↓

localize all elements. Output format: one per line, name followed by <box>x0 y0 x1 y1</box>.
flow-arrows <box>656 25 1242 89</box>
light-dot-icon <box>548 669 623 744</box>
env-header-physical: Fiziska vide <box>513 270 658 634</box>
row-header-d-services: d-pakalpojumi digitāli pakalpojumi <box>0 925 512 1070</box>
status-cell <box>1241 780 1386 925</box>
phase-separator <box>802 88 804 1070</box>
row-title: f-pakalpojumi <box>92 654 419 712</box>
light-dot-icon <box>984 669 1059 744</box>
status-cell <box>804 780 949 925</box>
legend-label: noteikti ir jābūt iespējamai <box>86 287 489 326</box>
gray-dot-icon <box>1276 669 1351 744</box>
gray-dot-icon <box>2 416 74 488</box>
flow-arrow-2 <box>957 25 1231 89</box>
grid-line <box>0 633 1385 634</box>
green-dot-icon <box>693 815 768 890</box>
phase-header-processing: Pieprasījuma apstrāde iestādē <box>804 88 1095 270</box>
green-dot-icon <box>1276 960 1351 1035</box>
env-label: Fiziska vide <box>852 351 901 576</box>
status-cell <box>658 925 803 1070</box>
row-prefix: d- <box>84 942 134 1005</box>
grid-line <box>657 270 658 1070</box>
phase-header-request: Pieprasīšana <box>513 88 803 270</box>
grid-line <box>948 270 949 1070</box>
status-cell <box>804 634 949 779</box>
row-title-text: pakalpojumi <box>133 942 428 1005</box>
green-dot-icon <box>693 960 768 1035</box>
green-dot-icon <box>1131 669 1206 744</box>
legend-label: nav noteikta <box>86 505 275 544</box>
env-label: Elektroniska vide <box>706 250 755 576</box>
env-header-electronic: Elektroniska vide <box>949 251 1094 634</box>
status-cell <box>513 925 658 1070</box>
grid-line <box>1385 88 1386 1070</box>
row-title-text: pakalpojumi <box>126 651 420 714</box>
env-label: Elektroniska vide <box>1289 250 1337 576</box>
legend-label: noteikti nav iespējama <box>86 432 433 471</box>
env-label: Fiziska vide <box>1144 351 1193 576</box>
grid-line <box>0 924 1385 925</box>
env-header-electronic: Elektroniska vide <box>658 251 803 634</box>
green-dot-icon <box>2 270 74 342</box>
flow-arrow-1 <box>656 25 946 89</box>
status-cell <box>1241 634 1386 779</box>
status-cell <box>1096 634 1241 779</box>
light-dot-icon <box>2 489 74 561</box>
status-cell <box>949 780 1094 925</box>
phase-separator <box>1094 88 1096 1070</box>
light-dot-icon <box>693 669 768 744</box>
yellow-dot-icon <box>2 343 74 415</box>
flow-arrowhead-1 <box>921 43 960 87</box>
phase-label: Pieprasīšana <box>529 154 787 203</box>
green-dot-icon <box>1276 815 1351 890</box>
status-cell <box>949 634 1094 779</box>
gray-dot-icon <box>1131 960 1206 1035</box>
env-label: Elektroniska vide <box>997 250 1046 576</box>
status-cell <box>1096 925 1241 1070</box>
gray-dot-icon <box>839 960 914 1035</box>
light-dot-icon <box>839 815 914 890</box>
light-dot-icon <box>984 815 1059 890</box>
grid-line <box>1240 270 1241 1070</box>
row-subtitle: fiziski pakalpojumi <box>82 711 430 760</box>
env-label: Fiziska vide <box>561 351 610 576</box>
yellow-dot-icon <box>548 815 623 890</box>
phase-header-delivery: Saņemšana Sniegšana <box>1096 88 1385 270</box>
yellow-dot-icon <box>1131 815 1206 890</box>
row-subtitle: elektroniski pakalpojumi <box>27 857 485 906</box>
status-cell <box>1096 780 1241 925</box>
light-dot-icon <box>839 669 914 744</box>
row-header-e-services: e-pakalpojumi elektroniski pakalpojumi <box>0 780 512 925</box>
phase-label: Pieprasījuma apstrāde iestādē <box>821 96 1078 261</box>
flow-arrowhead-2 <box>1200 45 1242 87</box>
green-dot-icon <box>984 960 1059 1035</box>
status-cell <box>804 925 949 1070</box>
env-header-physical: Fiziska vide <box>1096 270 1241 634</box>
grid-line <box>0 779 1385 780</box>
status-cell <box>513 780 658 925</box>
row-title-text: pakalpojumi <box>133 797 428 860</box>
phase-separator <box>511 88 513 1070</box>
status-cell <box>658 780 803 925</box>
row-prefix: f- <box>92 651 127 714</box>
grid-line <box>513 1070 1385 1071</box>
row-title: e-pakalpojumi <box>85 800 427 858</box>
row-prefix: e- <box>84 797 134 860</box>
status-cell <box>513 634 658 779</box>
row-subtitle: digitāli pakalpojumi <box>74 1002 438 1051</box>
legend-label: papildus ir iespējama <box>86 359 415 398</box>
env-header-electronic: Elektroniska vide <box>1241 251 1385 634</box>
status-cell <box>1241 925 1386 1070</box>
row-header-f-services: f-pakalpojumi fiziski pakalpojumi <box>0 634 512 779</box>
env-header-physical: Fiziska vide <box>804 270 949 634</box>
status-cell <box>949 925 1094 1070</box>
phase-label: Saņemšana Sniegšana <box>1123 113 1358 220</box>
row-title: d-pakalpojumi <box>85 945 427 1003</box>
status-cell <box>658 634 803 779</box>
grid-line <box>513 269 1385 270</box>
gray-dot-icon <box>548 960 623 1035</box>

↑

Stated problem:
Reproduce every line of the listing above exactly, without changing anything.

Solution for this exercise:
localize all elements. Output format: one per line, name followed by <box>x0 y0 x1 y1</box>.
flow-arrows <box>656 25 1242 89</box>
light-dot-icon <box>548 669 623 744</box>
env-header-physical: Fiziska vide <box>513 270 658 634</box>
row-header-d-services: d-pakalpojumi digitāli pakalpojumi <box>0 925 512 1070</box>
status-cell <box>1241 780 1386 925</box>
phase-separator <box>802 88 804 1070</box>
row-title: f-pakalpojumi <box>92 654 419 712</box>
light-dot-icon <box>984 669 1059 744</box>
status-cell <box>804 780 949 925</box>
legend-label: noteikti ir jābūt iespējamai <box>86 287 489 326</box>
gray-dot-icon <box>1276 669 1351 744</box>
gray-dot-icon <box>2 416 74 488</box>
flow-arrow-2 <box>957 25 1231 89</box>
grid-line <box>0 633 1385 634</box>
green-dot-icon <box>693 815 768 890</box>
phase-header-processing: Pieprasījuma apstrāde iestādē <box>804 88 1095 270</box>
green-dot-icon <box>1276 960 1351 1035</box>
env-label: Fiziska vide <box>852 351 901 576</box>
status-cell <box>658 925 803 1070</box>
row-prefix: d- <box>84 942 134 1005</box>
grid-line <box>657 270 658 1070</box>
phase-header-request: Pieprasīšana <box>513 88 803 270</box>
grid-line <box>948 270 949 1070</box>
status-cell <box>804 634 949 779</box>
row-title-text: pakalpojumi <box>133 942 428 1005</box>
green-dot-icon <box>693 960 768 1035</box>
green-dot-icon <box>1131 669 1206 744</box>
legend-label: nav noteikta <box>86 505 275 544</box>
env-label: Elektroniska vide <box>706 250 755 576</box>
env-header-electronic: Elektroniska vide <box>949 251 1094 634</box>
status-cell <box>513 925 658 1070</box>
grid-line <box>1385 88 1386 1070</box>
row-title-text: pakalpojumi <box>126 651 420 714</box>
env-label: Elektroniska vide <box>1289 250 1337 576</box>
legend-label: noteikti nav iespējama <box>86 432 433 471</box>
env-label: Fiziska vide <box>1144 351 1193 576</box>
grid-line <box>0 924 1385 925</box>
env-header-electronic: Elektroniska vide <box>658 251 803 634</box>
green-dot-icon <box>2 270 74 342</box>
flow-arrow-1 <box>656 25 946 89</box>
status-cell <box>1241 634 1386 779</box>
status-cell <box>1096 634 1241 779</box>
light-dot-icon <box>2 489 74 561</box>
status-cell <box>949 780 1094 925</box>
phase-separator <box>1094 88 1096 1070</box>
light-dot-icon <box>693 669 768 744</box>
yellow-dot-icon <box>2 343 74 415</box>
flow-arrowhead-1 <box>921 43 960 87</box>
phase-label: Pieprasīšana <box>529 154 787 203</box>
green-dot-icon <box>1276 815 1351 890</box>
status-cell <box>949 634 1094 779</box>
gray-dot-icon <box>1131 960 1206 1035</box>
env-label: Elektroniska vide <box>997 250 1046 576</box>
status-cell <box>1096 925 1241 1070</box>
gray-dot-icon <box>839 960 914 1035</box>
light-dot-icon <box>839 815 914 890</box>
light-dot-icon <box>984 815 1059 890</box>
grid-line <box>1240 270 1241 1070</box>
row-subtitle: fiziski pakalpojumi <box>82 711 430 760</box>
env-label: Fiziska vide <box>561 351 610 576</box>
yellow-dot-icon <box>548 815 623 890</box>
phase-header-delivery: Saņemšana Sniegšana <box>1096 88 1385 270</box>
yellow-dot-icon <box>1131 815 1206 890</box>
row-subtitle: elektroniski pakalpojumi <box>27 857 485 906</box>
status-cell <box>1096 780 1241 925</box>
light-dot-icon <box>839 669 914 744</box>
row-header-e-services: e-pakalpojumi elektroniski pakalpojumi <box>0 780 512 925</box>
phase-label: Pieprasījuma apstrāde iestādē <box>821 96 1078 261</box>
flow-arrowhead-2 <box>1200 45 1242 87</box>
green-dot-icon <box>984 960 1059 1035</box>
status-cell <box>804 925 949 1070</box>
env-header-physical: Fiziska vide <box>1096 270 1241 634</box>
grid-line <box>0 779 1385 780</box>
status-cell <box>513 780 658 925</box>
row-title-text: pakalpojumi <box>133 797 428 860</box>
phase-separator <box>511 88 513 1070</box>
status-cell <box>658 780 803 925</box>
row-prefix: f- <box>92 651 127 714</box>
grid-line <box>513 1070 1385 1071</box>
row-title: e-pakalpojumi <box>85 800 427 858</box>
row-prefix: e- <box>84 797 134 860</box>
status-cell <box>513 634 658 779</box>
row-subtitle: digitāli pakalpojumi <box>74 1002 438 1051</box>
legend-label: papildus ir iespējama <box>86 359 415 398</box>
env-header-electronic: Elektroniska vide <box>1241 251 1385 634</box>
status-cell <box>1241 925 1386 1070</box>
row-header-f-services: f-pakalpojumi fiziski pakalpojumi <box>0 634 512 779</box>
env-header-physical: Fiziska vide <box>804 270 949 634</box>
status-cell <box>949 925 1094 1070</box>
phase-label: Saņemšana Sniegšana <box>1123 113 1358 220</box>
row-title: d-pakalpojumi <box>85 945 427 1003</box>
status-cell <box>658 634 803 779</box>
grid-line <box>513 269 1385 270</box>
gray-dot-icon <box>548 960 623 1035</box>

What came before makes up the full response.